• Exercise instructions
For each line in the data below that holds "Schedules", return a copy.
## Start
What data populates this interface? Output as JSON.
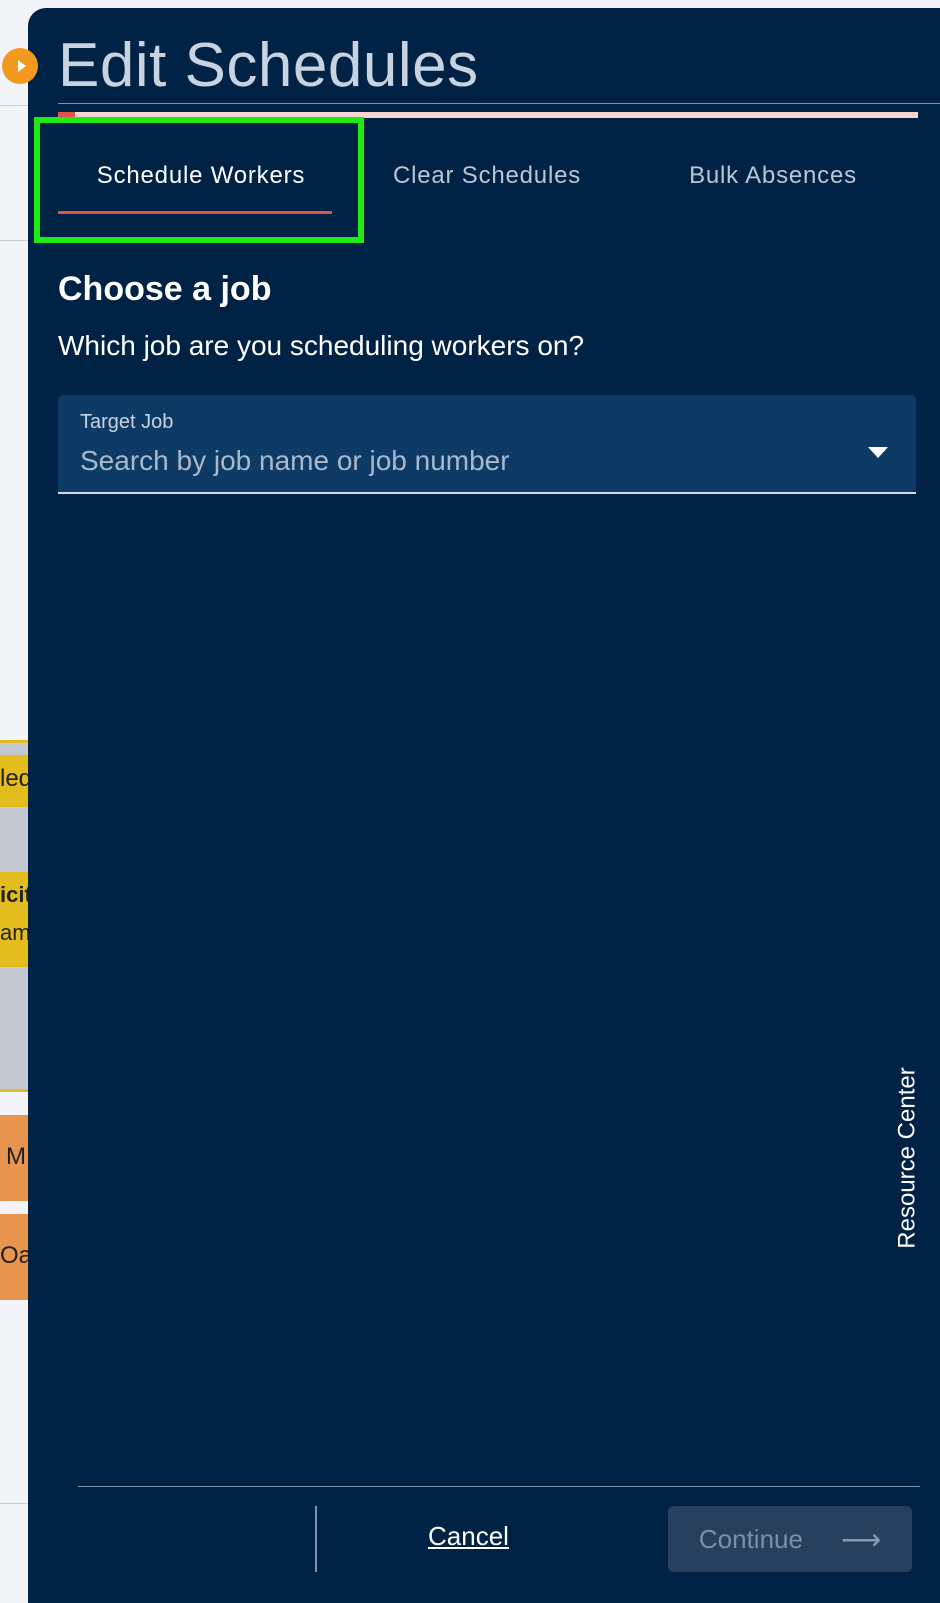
{
  "panel": {
    "title": "Edit Schedules",
    "progress_fraction": 0.02,
    "tabs": [
      {
        "label": "Schedule Workers",
        "active": true
      },
      {
        "label": "Clear Schedules",
        "active": false
      },
      {
        "label": "Bulk Absences",
        "active": false
      }
    ],
    "section": {
      "heading": "Choose a job",
      "subheading": "Which job are you scheduling workers on?"
    },
    "target_job": {
      "label": "Target Job",
      "placeholder": "Search by job name or job number"
    },
    "resource_center_label": "Resource Center",
    "footer": {
      "cancel_label": "Cancel",
      "continue_label": "Continue"
    }
  },
  "background_fragments": [
    "led",
    "icit",
    "am",
    "M",
    "Oa"
  ],
  "colors": {
    "panel_bg": "#002244",
    "accent": "#e0534a",
    "focus_highlight": "#20e812",
    "expand_dot": "#f39a1e",
    "card_yellow": "#e3bd1d",
    "card_orange": "#e7944e"
  }
}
## End
• Finished answer
    "title": "Edit Schedules",
        "label": "Clear Schedules",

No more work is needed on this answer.